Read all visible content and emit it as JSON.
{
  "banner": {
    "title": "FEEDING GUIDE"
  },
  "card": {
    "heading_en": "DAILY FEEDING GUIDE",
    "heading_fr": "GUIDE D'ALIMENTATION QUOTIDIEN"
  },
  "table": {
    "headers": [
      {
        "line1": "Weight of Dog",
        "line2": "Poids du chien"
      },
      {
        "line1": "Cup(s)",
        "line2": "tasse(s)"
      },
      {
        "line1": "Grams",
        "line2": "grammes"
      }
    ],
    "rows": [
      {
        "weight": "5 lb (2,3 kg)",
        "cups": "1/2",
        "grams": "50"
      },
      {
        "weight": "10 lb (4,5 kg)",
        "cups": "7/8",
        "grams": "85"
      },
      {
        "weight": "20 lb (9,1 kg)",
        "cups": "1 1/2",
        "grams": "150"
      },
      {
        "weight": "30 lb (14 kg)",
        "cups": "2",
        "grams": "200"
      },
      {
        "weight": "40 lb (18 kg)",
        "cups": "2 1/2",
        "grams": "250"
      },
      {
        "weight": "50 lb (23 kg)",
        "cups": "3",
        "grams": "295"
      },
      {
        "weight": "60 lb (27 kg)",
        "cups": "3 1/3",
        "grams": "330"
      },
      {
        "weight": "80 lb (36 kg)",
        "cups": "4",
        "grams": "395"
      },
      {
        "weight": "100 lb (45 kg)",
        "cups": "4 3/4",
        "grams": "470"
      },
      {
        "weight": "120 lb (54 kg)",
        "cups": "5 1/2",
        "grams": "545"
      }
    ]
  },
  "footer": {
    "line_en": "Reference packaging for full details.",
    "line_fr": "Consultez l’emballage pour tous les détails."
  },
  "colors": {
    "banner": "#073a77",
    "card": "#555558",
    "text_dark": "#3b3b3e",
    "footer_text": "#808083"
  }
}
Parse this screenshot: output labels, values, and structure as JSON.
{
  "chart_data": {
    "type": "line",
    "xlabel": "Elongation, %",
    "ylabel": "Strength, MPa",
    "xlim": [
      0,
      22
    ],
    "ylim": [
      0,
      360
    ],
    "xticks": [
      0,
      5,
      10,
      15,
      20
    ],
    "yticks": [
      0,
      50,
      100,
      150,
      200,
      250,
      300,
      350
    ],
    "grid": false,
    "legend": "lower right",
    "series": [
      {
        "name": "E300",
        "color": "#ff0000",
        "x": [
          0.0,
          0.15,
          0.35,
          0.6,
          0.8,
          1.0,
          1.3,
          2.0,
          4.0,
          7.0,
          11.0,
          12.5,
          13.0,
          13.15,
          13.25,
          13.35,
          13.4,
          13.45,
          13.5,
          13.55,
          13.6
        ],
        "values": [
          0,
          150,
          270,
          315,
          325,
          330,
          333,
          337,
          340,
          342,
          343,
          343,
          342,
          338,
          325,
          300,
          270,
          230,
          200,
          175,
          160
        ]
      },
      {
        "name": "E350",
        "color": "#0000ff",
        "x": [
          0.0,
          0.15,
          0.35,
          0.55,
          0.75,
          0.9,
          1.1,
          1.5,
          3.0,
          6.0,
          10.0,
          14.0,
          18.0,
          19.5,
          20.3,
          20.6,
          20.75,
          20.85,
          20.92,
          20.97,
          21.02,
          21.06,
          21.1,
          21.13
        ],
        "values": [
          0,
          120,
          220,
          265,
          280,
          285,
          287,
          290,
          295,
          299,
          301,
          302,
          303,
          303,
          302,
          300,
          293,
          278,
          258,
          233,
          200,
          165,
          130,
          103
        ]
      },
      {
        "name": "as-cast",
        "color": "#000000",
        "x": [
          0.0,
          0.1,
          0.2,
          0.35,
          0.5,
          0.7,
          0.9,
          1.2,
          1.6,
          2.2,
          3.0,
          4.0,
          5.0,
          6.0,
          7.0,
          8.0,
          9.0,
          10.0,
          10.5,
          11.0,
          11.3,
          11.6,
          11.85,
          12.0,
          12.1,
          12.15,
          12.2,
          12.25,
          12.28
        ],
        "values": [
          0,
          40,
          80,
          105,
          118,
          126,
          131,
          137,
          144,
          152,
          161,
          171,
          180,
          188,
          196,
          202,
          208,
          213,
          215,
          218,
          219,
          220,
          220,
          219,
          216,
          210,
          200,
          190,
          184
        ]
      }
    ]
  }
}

- Problem statement: All lines holding the word "cups" should be picked out and copied.

- Full response:
        "cups": "1/2",
        "cups": "7/8",
        "cups": "1 1/2",
        "cups": "2",
        "cups": "2 1/2",
        "cups": "3",
        "cups": "3 1/3",
        "cups": "4",
        "cups": "4 3/4",
        "cups": "5 1/2",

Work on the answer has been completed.